SUPPLIED MATERIAL -
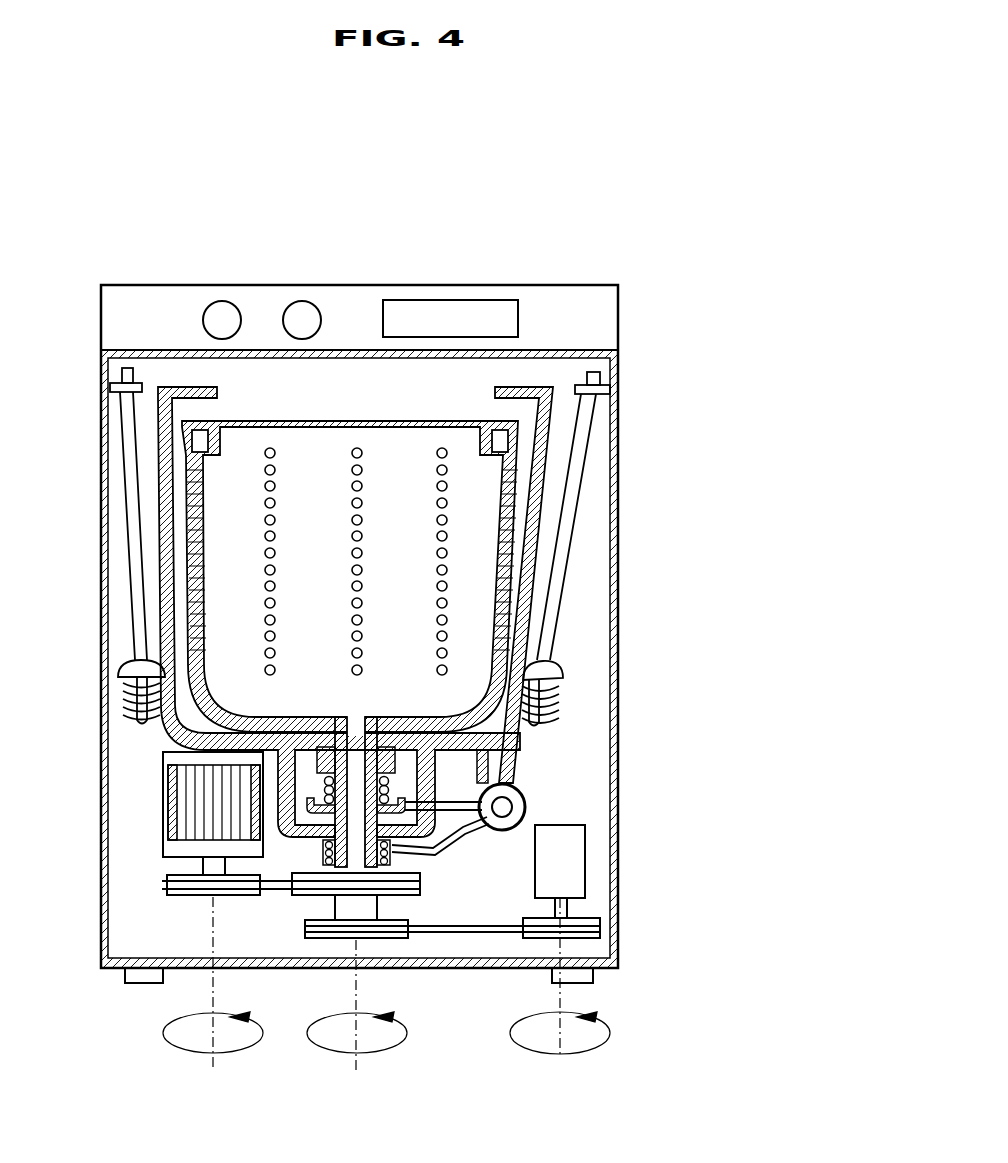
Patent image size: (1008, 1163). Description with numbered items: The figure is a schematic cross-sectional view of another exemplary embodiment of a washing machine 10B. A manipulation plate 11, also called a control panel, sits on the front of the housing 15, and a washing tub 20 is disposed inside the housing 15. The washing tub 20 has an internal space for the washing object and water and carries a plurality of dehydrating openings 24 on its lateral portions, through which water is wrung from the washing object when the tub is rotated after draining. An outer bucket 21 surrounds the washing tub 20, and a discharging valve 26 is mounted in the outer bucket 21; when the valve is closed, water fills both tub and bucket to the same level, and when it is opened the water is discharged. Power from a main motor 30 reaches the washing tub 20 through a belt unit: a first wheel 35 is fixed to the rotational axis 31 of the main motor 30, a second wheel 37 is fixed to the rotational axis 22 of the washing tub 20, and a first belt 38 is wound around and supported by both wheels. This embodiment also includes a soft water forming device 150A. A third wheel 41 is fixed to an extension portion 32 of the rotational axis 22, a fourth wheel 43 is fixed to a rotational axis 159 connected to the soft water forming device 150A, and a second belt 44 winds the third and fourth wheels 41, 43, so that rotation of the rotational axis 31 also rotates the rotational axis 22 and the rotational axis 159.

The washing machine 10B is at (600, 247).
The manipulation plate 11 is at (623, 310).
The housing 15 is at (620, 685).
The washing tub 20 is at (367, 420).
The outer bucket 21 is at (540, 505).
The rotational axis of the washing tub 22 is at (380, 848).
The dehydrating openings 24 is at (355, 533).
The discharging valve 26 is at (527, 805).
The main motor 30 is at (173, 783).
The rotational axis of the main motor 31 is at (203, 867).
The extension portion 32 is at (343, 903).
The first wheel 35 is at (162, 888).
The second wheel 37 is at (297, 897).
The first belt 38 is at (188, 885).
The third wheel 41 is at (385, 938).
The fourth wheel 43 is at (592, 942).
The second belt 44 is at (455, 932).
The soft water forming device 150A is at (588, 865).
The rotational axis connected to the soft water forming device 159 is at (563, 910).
--
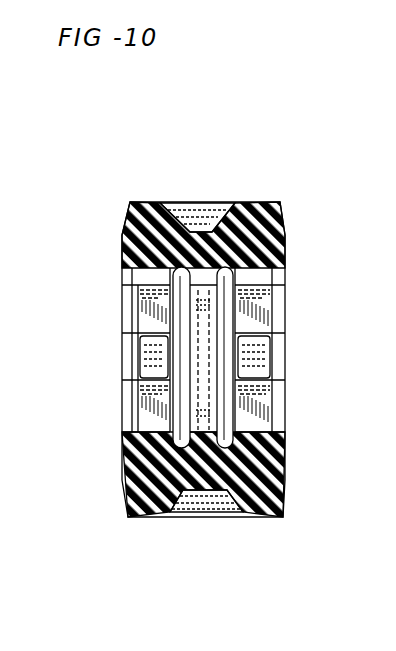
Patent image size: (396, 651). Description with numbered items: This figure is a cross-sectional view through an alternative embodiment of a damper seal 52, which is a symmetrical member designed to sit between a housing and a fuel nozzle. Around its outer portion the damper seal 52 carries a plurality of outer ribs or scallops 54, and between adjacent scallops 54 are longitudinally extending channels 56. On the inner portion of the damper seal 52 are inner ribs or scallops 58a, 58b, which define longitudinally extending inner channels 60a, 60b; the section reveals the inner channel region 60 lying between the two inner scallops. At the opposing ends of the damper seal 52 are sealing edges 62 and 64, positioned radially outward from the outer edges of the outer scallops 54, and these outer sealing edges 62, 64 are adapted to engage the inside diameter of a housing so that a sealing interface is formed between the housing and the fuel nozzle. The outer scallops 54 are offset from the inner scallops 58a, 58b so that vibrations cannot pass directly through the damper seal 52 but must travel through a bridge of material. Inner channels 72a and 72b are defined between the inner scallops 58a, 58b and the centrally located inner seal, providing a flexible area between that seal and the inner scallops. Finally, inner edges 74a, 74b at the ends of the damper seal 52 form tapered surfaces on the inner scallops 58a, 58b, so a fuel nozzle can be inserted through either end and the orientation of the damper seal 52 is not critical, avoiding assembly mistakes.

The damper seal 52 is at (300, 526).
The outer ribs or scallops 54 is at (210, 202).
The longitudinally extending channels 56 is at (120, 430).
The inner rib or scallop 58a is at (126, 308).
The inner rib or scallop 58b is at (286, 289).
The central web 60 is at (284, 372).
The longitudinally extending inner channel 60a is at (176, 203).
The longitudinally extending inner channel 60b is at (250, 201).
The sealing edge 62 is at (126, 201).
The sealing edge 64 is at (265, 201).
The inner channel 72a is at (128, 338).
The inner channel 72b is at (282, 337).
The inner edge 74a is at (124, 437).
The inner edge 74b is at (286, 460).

WRITTEN EXERCISE - Duplicate everything from the line containing "Patent image size: (1008, 1163)." down to the line containing "The washing machine 10B is at (600, 247).", including both of those lines.

RESULT OF THIS TASK -
Patent image size: (1008, 1163). Description with numbered items: The figure is a schematic cross-sectional view of another exemplary embodiment of a washing machine 10B. A manipulation plate 11, also called a control panel, sits on the front of the housing 15, and a washing tub 20 is disposed inside the housing 15. The washing tub 20 has an internal space for the washing object and water and carries a plurality of dehydrating openings 24 on its lateral portions, through which water is wrung from the washing object when the tub is rotated after draining. An outer bucket 21 surrounds the washing tub 20, and a discharging valve 26 is mounted in the outer bucket 21; when the valve is closed, water fills both tub and bucket to the same level, and when it is opened the water is discharged. Power from a main motor 30 reaches the washing tub 20 through a belt unit: a first wheel 35 is fixed to the rotational axis 31 of the main motor 30, a second wheel 37 is fixed to the rotational axis 22 of the washing tub 20, and a first belt 38 is wound around and supported by both wheels. This embodiment also includes a soft water forming device 150A. A third wheel 41 is fixed to an extension portion 32 of the rotational axis 22, a fourth wheel 43 is fixed to a rotational axis 159 connected to the soft water forming device 150A, and a second belt 44 winds the third and fourth wheels 41, 43, so that rotation of the rotational axis 31 also rotates the rotational axis 22 and the rotational axis 159.

The washing machine 10B is at (600, 247).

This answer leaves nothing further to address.